WHAT YOU NEED TO DO -
Report every line in the records below that holds the word "this".

(Stored data)
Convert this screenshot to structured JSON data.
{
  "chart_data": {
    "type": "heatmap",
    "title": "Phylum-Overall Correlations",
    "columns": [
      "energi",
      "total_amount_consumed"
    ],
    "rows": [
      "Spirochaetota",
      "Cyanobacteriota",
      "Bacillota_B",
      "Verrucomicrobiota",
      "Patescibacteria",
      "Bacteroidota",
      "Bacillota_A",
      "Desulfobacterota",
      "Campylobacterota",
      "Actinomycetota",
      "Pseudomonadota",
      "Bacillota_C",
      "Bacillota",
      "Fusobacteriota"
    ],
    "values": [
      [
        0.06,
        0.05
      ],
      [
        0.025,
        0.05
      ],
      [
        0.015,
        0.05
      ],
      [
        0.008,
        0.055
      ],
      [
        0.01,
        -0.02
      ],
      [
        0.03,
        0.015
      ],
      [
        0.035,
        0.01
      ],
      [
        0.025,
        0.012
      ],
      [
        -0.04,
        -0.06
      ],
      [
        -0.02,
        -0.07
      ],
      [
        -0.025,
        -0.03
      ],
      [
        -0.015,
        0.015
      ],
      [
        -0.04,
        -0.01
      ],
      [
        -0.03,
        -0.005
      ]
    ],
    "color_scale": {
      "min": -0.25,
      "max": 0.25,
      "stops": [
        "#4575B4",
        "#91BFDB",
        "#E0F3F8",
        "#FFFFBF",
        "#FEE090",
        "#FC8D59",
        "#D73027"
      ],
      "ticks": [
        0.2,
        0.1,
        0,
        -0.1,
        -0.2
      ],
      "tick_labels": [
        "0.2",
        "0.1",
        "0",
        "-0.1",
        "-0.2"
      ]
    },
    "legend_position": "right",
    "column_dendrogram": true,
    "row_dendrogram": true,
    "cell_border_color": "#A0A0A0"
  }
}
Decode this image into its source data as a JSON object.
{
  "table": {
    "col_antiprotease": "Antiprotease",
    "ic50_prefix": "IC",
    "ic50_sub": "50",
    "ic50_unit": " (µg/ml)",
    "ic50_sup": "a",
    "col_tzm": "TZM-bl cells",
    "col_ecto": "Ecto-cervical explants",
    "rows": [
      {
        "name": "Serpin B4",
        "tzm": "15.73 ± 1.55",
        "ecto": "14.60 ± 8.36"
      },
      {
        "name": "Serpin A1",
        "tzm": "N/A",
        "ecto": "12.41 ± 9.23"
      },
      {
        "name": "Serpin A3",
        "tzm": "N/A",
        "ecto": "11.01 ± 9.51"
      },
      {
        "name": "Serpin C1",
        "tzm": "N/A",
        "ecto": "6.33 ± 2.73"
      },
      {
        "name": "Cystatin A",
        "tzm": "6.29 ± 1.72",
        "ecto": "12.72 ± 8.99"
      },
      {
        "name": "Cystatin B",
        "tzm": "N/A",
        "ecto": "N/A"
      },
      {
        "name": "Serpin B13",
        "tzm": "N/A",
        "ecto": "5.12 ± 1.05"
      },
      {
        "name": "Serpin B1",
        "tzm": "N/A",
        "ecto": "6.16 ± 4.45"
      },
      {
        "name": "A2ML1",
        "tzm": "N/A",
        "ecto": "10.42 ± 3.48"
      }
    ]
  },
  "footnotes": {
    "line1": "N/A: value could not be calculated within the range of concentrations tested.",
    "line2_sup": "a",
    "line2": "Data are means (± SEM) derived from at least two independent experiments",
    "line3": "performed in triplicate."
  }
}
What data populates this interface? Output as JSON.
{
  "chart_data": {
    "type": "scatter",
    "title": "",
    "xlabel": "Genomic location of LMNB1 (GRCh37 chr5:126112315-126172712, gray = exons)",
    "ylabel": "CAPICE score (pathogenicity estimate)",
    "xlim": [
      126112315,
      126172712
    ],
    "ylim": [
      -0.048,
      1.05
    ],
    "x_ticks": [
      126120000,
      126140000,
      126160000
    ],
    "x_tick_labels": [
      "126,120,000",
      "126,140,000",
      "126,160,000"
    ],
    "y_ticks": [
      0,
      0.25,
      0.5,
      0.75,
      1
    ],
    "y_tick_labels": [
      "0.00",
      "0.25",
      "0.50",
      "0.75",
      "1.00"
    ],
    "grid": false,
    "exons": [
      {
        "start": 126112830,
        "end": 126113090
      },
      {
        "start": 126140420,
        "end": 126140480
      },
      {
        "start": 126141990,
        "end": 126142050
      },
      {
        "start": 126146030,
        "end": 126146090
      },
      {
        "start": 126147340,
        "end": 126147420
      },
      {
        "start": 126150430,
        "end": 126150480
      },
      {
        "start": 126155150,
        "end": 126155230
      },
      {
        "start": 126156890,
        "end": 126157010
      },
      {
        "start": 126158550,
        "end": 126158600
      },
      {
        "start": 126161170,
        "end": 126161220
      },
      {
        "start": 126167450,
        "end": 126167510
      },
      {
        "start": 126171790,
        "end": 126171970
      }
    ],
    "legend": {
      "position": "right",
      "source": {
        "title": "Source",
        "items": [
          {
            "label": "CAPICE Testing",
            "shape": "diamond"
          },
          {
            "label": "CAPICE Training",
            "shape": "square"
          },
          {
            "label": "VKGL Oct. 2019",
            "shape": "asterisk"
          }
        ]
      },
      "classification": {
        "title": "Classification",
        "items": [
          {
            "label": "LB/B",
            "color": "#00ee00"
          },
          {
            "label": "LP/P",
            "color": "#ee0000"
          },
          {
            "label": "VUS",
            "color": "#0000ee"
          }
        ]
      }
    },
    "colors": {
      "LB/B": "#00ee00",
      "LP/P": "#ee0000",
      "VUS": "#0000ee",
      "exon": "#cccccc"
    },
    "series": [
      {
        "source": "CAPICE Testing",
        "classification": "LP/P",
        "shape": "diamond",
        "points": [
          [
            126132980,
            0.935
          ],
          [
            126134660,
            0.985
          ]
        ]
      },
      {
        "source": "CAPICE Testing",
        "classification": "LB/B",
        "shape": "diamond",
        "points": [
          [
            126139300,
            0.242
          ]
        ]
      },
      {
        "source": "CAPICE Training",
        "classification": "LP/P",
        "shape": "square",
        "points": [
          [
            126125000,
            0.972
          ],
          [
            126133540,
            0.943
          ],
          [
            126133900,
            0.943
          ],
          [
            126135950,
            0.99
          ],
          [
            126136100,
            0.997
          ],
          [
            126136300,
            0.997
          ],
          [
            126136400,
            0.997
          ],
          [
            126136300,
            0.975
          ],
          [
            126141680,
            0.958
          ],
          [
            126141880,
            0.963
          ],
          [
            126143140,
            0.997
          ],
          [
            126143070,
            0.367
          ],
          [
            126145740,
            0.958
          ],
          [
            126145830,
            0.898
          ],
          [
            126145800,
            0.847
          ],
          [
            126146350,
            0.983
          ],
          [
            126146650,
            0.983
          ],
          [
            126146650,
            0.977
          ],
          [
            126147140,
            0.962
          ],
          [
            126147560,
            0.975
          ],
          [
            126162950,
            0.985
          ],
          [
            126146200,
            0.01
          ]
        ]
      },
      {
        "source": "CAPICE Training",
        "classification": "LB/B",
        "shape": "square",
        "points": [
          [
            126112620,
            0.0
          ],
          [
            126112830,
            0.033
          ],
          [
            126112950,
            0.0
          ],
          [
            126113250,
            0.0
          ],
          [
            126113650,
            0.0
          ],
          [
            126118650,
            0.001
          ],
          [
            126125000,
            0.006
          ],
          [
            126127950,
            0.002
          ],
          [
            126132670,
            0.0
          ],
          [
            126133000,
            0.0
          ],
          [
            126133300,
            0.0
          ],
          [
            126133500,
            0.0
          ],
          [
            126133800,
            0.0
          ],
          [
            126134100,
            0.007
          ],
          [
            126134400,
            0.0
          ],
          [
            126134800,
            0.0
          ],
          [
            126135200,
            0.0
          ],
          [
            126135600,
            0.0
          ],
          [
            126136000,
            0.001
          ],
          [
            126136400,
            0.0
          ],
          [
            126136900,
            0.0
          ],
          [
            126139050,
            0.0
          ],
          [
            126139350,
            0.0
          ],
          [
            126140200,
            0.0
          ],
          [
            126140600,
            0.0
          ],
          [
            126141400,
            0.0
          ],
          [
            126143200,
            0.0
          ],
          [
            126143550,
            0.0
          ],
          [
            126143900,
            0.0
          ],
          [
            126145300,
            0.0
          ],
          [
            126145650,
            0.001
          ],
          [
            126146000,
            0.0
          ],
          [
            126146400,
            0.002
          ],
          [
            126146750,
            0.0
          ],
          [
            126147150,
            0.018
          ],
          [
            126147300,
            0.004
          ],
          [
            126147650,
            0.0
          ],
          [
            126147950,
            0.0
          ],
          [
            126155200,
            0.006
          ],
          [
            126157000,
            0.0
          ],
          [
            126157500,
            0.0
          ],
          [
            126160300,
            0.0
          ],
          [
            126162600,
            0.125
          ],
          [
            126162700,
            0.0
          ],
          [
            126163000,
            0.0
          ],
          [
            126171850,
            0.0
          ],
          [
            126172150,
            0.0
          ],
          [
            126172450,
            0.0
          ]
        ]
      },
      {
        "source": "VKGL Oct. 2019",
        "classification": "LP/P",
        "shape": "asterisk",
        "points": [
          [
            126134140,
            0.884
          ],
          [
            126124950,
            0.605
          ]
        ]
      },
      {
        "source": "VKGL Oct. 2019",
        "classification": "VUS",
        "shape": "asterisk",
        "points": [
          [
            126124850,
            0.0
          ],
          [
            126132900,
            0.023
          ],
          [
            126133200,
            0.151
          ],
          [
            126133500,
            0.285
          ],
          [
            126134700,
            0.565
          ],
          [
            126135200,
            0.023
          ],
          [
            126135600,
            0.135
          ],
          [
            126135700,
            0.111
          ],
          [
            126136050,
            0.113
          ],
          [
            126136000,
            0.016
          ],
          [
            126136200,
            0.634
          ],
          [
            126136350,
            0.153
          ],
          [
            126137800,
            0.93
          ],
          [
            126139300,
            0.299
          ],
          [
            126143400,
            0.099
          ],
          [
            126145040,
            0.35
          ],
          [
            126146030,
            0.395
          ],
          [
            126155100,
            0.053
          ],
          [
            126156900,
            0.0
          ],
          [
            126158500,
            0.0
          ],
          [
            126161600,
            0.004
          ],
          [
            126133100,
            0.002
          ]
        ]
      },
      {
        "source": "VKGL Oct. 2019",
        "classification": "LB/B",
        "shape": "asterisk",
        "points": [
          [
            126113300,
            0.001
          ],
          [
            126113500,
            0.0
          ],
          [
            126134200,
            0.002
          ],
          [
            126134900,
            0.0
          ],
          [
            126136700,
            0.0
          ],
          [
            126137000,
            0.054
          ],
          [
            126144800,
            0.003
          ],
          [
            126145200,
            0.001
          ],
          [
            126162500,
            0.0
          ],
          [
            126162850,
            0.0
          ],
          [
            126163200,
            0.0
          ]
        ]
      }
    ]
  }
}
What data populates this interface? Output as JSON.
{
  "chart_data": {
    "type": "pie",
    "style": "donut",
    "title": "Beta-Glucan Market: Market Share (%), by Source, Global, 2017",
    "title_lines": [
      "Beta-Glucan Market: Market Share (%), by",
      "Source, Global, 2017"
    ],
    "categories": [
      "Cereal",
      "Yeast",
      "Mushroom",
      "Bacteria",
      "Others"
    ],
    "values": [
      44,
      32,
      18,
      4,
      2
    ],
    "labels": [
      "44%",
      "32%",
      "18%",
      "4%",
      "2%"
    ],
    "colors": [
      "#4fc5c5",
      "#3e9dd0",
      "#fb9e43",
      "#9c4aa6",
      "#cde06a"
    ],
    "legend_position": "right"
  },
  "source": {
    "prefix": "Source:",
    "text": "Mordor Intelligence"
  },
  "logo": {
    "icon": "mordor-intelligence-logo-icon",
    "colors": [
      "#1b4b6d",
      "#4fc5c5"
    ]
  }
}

REPLY -
Convert this screenshot to structured JSON data.
Decode this image into its source data as a JSON object.
What data populates this interface? Output as JSON.
What data populates this interface? Output as JSON.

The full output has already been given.